## To-do list
A: Put the records, starting from their first line and going on through the line containing "site-logo[interactable]: chronological age", into a JSON list of strings with one string per line and blank lines omitted.
B: Continue the forum thread on simulating the network distance of synchronous and asynchronous standbys from the primary in PostgreSQL, beginning after its last sentence.

— START Selected excerpt —

Thread: How to simulate sync/async standbys being closer/farther (network distance) to primary in core postgres?
How to simulate sync/async standbys being closer/farther (network distance) to primary in core postgres?
From
Bharath Rupireddy
Date:
Hi, I'm thinking if there's a way in core postgres to achieve $subject. In reality, the sync/async standbys can either be closer/farther (which means sync/async standbys can receive WAL at different times) to primary, especially in cloud HA environments with primary in one Availability Zone(AZ)/Region and standbys in different AZs/Regions. $subject may not be possible on dev systems (say, for testing some HA features) unless we can inject a delay in WAL senders before sending WAL. How about having two developer-only GUCs {async, sync}_wal_sender_delay? When set, the async and sync WAL senders will delay sending WAL by {async, sync}_wal_sender_delay milliseconds/seconds? Although, I can't think of any immediate use, it will be useful someday IMO, say for features like [1], if it gets in. With this set of GUCs, one can even add core regression tests for HA features. Thoughts? [1] https://www.postgresql.org/message-id/CALj2ACWCj60g6TzYMbEO07ZhnBGbdCveCrD413udqbRM0O59RA%40mail.gmail.com Regards, Bharath Rupireddy.

— END Selected excerpt —
— START Records for this task —

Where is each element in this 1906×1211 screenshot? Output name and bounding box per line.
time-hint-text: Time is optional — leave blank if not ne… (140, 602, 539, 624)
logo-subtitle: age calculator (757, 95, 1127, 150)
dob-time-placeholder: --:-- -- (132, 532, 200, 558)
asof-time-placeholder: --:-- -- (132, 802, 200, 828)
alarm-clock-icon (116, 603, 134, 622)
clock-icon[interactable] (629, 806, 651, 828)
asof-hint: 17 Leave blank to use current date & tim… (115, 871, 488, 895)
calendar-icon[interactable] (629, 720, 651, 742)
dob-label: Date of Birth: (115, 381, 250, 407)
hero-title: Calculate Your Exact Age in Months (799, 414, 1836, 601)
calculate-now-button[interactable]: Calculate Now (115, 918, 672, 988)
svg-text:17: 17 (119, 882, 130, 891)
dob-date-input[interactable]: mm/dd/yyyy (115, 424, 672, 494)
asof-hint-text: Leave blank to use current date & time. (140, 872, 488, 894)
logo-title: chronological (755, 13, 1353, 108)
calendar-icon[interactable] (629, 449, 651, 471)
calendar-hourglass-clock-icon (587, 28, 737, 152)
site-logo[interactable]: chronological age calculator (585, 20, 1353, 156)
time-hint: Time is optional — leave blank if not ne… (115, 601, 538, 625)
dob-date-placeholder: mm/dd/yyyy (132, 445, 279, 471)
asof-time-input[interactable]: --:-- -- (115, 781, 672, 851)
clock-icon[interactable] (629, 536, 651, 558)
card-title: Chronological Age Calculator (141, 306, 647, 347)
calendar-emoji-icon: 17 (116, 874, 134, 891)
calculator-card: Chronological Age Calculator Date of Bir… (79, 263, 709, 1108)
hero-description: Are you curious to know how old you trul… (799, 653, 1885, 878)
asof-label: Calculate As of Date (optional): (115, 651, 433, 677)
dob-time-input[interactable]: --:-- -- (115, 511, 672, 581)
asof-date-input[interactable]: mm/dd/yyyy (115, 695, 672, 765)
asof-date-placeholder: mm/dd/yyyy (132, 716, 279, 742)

— END Records for this task —

## Responses per task
A:
[
  "Where is each element in this 1906×1211 screenshot? Output name and bounding box per line.",
  "time-hint-text: Time is optional — leave blank if not ne… (140, 602, 539, 624)",
  "logo-subtitle: age calculator (757, 95, 1127, 150)",
  "dob-time-placeholder: --:-- -- (132, 532, 200, 558)",
  "asof-time-placeholder: --:-- -- (132, 802, 200, 828)",
  "alarm-clock-icon (116, 603, 134, 622)",
  "clock-icon[interactable] (629, 806, 651, 828)",
  "asof-hint: 17 Leave blank to use current date & tim… (115, 871, 488, 895)",
  "calendar-icon[interactable] (629, 720, 651, 742)",
  "dob-label: Date of Birth: (115, 381, 250, 407)",
  "hero-title: Calculate Your Exact Age in Months (799, 414, 1836, 601)",
  "calculate-now-button[interactable]: Calculate Now (115, 918, 672, 988)",
  "svg-text:17: 17 (119, 882, 130, 891)",
  "dob-date-input[interactable]: mm/dd/yyyy (115, 424, 672, 494)",
  "asof-hint-text: Leave blank to use current date & time. (140, 872, 488, 894)",
  "logo-title: chronological (755, 13, 1353, 108)",
  "calendar-icon[interactable] (629, 449, 651, 471)",
  "calendar-hourglass-clock-icon (587, 28, 737, 152)",
  "site-logo[interactable]: chronological age calculator (585, 20, 1353, 156)"
]

B:
Re: How to simulate sync/async standbys being closer/farther (network distance) to primary in core postgres?
From
Ashutosh Bapat
Date:
On Tue, Apr 5, 2022 at 9:23 PM Bharath Rupireddy <bharath.rupireddyforpostgres@gmail.com> wrote: > > Hi, > > I'm thinking if there's a way in core postgres to achieve $subject. In > reality, the sync/async standbys can either be closer/farther (which > means sync/async standbys can receive WAL at different times) to > primary, especially in cloud HA environments with primary in one > Availability Zone(AZ)/Region and standbys in different AZs/Regions. > $subject may not be possible on dev systems (say, for testing some HA > features) unless we can inject a delay in WAL senders before sending > WAL. > > How about having two developer-only GUCs {async, > sync}_wal_sender_delay? When set, the async and sync WAL senders will > delay sending WAL by {async, sync}_wal_sender_delay > milliseconds/seconds? Although, I can't think of any immediate use, it > will be useful someday IMO, say for features like [1], if it gets in. > With this set of GUCs, one can even add core regression tests for HA > features. > > Thoughts? I think this is a common problem, people run into. Once way to simulate network delay is what you suggest, yes. But I was wondering if there are tools/libraries that can help us to do that. Googling gives OS specific tools but nothing like a C or perl library which can be used for this purpose. -- Best Wishes, Ashutosh Bapat
Re: How to simulate sync/async standbys being closer/farther (network distance) to primary in core postgres?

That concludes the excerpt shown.